— Problem to solve —
Write the material out again in full, exactly.

— Materials provided —
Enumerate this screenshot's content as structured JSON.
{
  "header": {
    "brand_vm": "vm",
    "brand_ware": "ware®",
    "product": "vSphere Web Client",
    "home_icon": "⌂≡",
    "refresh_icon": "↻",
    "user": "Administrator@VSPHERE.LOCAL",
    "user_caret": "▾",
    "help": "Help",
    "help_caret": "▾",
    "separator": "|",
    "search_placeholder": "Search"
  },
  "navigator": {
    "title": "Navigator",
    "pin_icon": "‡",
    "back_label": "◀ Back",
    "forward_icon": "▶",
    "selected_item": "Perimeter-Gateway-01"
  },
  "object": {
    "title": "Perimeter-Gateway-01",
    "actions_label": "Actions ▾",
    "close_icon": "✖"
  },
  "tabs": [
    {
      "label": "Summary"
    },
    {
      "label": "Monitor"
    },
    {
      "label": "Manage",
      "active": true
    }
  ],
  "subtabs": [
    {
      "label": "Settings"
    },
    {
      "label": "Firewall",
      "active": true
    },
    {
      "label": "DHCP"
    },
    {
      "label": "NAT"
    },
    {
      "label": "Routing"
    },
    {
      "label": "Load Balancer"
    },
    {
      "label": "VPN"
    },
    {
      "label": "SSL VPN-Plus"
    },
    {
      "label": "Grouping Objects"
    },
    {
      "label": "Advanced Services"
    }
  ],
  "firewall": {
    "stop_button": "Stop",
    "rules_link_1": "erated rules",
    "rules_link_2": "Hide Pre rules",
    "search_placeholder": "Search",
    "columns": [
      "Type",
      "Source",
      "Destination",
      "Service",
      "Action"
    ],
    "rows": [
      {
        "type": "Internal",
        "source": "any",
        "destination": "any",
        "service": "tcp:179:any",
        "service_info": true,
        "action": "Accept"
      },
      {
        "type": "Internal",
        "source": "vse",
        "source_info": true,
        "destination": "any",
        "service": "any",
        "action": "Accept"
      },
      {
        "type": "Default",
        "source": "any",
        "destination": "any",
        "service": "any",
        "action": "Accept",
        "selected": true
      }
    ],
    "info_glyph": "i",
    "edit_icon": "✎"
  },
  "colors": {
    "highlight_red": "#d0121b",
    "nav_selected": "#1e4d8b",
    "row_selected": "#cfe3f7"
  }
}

— Task output —
Enumerate this screenshot's content as structured JSON.
{
  "header": {
    "brand_vm": "vm",
    "brand_ware": "ware®",
    "product": "vSphere Web Client",
    "home_icon": "⌂≡",
    "refresh_icon": "↻",
    "user": "Administrator@VSPHERE.LOCAL",
    "user_caret": "▾",
    "help": "Help",
    "help_caret": "▾",
    "separator": "|",
    "search_placeholder": "Search"
  },
  "navigator": {
    "title": "Navigator",
    "pin_icon": "‡",
    "back_label": "◀ Back",
    "forward_icon": "▶",
    "selected_item": "Perimeter-Gateway-01"
  },
  "object": {
    "title": "Perimeter-Gateway-01",
    "actions_label": "Actions ▾",
    "close_icon": "✖"
  },
  "tabs": [
    {
      "label": "Summary"
    },
    {
      "label": "Monitor"
    },
    {
      "label": "Manage",
      "active": true
    }
  ],
  "subtabs": [
    {
      "label": "Settings"
    },
    {
      "label": "Firewall",
      "active": true
    },
    {
      "label": "DHCP"
    },
    {
      "label": "NAT"
    },
    {
      "label": "Routing"
    },
    {
      "label": "Load Balancer"
    },
    {
      "label": "VPN"
    },
    {
      "label": "SSL VPN-Plus"
    },
    {
      "label": "Grouping Objects"
    },
    {
      "label": "Advanced Services"
    }
  ],
  "firewall": {
    "stop_button": "Stop",
    "rules_link_1": "erated rules",
    "rules_link_2": "Hide Pre rules",
    "search_placeholder": "Search",
    "columns": [
      "Type",
      "Source",
      "Destination",
      "Service",
      "Action"
    ],
    "rows": [
      {
        "type": "Internal",
        "source": "any",
        "destination": "any",
        "service": "tcp:179:any",
        "service_info": true,
        "action": "Accept"
      },
      {
        "type": "Internal",
        "source": "vse",
        "source_info": true,
        "destination": "any",
        "service": "any",
        "action": "Accept"
      },
      {
        "type": "Default",
        "source": "any",
        "destination": "any",
        "service": "any",
        "action": "Accept",
        "selected": true
      }
    ],
    "info_glyph": "i",
    "edit_icon": "✎"
  },
  "colors": {
    "highlight_red": "#d0121b",
    "nav_selected": "#1e4d8b",
    "row_selected": "#cfe3f7"
  }
}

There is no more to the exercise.